▶ _Problem to solve_:
Every line in the records below that holds the word "compresión" is to be copied.

(Items from a data source)
'''
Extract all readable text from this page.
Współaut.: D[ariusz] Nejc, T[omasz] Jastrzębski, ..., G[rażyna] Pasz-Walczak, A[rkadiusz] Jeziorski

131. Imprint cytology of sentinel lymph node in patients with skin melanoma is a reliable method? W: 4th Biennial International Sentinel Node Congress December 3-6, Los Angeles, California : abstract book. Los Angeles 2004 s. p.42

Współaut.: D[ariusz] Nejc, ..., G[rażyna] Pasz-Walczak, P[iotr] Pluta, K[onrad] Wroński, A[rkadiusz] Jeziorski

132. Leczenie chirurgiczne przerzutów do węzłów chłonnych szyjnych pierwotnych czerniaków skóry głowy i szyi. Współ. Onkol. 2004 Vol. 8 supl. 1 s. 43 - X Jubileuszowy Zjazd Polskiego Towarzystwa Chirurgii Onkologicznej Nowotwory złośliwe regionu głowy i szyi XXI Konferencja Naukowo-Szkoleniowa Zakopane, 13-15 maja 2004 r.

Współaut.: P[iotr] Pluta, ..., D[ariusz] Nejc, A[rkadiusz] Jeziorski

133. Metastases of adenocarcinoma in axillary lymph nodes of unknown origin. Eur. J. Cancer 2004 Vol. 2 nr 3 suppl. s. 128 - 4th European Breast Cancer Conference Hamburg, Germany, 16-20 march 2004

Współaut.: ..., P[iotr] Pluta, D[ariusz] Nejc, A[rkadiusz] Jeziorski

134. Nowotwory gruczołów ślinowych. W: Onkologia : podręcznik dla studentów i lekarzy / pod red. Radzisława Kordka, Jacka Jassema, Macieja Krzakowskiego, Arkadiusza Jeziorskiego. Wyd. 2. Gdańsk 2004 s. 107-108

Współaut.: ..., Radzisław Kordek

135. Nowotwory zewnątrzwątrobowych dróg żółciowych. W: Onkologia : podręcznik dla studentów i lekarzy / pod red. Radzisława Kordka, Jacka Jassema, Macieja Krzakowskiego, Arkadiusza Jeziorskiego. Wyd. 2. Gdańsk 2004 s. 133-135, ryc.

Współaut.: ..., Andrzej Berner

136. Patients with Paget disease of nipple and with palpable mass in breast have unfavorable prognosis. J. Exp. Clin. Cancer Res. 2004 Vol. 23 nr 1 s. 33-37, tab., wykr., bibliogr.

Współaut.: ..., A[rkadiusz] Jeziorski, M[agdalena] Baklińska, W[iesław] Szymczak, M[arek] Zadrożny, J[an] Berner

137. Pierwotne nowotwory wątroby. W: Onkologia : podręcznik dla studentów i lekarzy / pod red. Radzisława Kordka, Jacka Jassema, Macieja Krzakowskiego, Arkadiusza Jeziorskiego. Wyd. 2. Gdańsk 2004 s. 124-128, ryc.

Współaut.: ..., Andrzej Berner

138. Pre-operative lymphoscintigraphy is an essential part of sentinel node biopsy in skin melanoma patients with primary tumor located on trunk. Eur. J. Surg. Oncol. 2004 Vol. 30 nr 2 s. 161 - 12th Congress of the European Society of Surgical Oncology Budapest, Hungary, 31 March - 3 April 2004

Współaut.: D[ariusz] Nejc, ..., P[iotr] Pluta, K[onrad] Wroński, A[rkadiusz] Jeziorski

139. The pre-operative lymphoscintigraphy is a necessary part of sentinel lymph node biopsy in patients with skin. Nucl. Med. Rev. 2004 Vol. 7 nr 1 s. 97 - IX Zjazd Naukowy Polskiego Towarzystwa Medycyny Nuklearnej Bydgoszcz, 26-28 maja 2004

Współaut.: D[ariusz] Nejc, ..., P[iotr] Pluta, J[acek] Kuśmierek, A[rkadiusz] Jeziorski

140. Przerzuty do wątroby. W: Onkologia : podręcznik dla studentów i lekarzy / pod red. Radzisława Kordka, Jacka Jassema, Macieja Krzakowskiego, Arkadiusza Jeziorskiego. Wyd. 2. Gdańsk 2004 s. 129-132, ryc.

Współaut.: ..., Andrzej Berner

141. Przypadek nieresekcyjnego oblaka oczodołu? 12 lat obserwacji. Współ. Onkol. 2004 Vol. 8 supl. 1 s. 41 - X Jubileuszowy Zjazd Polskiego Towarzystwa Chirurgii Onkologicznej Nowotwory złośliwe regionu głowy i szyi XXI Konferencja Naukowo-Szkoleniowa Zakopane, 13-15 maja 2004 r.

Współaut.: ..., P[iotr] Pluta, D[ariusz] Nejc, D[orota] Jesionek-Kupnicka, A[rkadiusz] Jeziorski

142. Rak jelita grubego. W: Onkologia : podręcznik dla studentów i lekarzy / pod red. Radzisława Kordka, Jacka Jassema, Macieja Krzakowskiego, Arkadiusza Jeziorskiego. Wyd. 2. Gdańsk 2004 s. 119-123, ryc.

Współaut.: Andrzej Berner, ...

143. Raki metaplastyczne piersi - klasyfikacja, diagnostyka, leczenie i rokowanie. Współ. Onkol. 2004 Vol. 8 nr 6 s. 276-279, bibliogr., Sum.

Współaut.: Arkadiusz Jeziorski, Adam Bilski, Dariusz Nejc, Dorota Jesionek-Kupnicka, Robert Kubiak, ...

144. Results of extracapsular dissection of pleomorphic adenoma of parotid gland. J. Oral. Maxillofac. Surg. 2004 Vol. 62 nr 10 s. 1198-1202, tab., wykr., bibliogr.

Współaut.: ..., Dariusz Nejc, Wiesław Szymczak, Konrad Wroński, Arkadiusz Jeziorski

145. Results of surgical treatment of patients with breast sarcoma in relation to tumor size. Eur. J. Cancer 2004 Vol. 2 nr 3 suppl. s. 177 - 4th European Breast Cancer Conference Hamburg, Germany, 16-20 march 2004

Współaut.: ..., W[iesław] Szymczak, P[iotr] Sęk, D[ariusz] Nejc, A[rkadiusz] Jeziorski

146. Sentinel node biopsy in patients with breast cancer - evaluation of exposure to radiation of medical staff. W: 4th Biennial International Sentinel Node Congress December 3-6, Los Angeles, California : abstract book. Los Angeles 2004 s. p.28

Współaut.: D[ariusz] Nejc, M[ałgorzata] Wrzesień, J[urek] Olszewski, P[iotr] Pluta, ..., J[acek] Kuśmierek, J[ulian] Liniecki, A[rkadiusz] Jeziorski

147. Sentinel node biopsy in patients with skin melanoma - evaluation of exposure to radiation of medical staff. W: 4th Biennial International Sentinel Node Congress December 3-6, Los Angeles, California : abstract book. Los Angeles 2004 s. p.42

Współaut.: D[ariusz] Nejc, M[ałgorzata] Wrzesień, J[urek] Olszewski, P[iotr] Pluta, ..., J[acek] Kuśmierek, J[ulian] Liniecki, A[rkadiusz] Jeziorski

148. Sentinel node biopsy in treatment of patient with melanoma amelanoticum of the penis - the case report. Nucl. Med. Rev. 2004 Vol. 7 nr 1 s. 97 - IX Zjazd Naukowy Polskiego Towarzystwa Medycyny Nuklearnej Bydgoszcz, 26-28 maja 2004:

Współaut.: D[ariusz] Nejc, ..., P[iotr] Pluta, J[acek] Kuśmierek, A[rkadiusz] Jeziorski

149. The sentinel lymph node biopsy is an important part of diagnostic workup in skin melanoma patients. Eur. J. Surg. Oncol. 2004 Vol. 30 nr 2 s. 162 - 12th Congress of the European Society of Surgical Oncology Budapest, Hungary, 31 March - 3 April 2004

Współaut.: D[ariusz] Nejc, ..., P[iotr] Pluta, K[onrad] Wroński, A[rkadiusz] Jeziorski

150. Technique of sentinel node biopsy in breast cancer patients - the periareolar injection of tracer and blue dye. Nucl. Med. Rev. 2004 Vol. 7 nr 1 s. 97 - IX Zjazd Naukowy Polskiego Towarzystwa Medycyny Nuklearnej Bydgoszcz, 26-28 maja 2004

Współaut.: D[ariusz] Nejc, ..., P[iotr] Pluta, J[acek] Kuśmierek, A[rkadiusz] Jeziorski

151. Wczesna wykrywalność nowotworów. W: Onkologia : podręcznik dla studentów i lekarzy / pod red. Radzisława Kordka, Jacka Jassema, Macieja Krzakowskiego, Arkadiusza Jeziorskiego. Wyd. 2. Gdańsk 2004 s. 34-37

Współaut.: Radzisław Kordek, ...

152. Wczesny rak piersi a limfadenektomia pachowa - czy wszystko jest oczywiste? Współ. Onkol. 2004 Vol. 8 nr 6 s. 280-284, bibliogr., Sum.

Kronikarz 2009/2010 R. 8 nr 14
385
'''
'''
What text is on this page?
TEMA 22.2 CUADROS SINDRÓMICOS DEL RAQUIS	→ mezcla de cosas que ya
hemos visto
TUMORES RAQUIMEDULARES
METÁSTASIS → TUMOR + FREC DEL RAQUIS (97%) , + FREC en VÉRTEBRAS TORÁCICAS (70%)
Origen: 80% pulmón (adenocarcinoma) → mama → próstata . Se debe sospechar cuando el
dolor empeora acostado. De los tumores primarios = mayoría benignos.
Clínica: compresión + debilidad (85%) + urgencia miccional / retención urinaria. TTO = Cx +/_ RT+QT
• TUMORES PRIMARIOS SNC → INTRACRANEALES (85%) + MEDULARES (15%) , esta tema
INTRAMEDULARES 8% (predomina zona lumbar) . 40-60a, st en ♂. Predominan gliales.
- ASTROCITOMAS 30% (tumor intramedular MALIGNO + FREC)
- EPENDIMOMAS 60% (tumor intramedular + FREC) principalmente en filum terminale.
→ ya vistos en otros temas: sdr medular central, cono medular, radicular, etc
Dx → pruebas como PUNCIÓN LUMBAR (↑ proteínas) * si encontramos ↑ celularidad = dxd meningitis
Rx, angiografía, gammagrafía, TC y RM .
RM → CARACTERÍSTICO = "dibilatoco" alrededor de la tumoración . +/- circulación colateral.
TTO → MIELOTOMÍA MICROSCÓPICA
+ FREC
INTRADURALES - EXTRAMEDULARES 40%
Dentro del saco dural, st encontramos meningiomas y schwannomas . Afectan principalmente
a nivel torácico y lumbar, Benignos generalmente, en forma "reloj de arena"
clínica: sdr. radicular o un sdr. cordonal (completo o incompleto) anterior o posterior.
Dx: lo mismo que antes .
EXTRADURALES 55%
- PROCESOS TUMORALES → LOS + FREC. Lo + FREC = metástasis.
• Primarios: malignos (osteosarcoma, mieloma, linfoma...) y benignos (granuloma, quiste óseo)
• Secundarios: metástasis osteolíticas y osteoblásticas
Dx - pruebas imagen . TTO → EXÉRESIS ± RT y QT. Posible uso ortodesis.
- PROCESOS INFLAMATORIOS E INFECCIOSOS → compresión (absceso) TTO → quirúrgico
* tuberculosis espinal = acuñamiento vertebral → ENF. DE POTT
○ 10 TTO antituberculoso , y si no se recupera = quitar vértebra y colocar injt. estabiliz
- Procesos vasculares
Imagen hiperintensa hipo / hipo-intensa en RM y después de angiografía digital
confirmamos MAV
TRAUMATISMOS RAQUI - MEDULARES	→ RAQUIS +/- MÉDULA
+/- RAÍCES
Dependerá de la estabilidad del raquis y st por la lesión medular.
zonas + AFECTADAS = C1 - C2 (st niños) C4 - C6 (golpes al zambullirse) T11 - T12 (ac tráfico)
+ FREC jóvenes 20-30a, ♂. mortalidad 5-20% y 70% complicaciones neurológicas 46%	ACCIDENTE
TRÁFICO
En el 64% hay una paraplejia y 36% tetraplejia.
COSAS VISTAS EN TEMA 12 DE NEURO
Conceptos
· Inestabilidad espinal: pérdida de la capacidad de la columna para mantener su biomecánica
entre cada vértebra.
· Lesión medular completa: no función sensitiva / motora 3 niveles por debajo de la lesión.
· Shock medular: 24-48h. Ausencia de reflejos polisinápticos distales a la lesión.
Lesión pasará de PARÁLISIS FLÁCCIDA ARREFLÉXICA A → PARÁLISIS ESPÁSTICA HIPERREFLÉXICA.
'''
'''
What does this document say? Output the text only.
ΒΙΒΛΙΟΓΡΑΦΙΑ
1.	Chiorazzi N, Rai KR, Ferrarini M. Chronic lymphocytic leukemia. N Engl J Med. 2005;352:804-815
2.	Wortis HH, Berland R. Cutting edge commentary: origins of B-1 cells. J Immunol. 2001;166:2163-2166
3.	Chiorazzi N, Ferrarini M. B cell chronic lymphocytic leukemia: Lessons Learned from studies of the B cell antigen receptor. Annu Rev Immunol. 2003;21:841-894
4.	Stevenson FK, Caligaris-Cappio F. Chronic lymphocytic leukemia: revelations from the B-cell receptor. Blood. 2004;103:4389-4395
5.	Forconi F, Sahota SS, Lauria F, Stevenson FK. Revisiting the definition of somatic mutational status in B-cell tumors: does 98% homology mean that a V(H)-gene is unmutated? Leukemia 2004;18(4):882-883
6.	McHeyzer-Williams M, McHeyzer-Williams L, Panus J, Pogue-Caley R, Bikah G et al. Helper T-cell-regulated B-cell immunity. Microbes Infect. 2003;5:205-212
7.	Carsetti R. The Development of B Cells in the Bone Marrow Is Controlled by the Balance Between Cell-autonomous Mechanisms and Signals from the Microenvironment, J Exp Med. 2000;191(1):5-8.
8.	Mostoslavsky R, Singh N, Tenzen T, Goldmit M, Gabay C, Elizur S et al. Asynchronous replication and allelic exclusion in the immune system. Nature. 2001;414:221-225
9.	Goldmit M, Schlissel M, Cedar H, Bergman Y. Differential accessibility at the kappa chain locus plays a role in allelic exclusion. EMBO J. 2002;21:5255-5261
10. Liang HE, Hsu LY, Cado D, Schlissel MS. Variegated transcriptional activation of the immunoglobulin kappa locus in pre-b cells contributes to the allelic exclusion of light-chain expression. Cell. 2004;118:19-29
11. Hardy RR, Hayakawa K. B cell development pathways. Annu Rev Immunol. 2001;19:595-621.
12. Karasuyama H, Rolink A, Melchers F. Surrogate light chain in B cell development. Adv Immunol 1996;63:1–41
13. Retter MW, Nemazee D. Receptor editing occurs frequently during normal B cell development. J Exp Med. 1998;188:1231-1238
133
'''
▶ _Exercise result_:
Clínica: compresión + debilidad (85%) + urgencia miccional / retención urinaria. TTO = Cx +/_ RT+QT
- PROCESOS INFLAMATORIOS E INFECCIOSOS → compresión (absceso) TTO → quirúrgico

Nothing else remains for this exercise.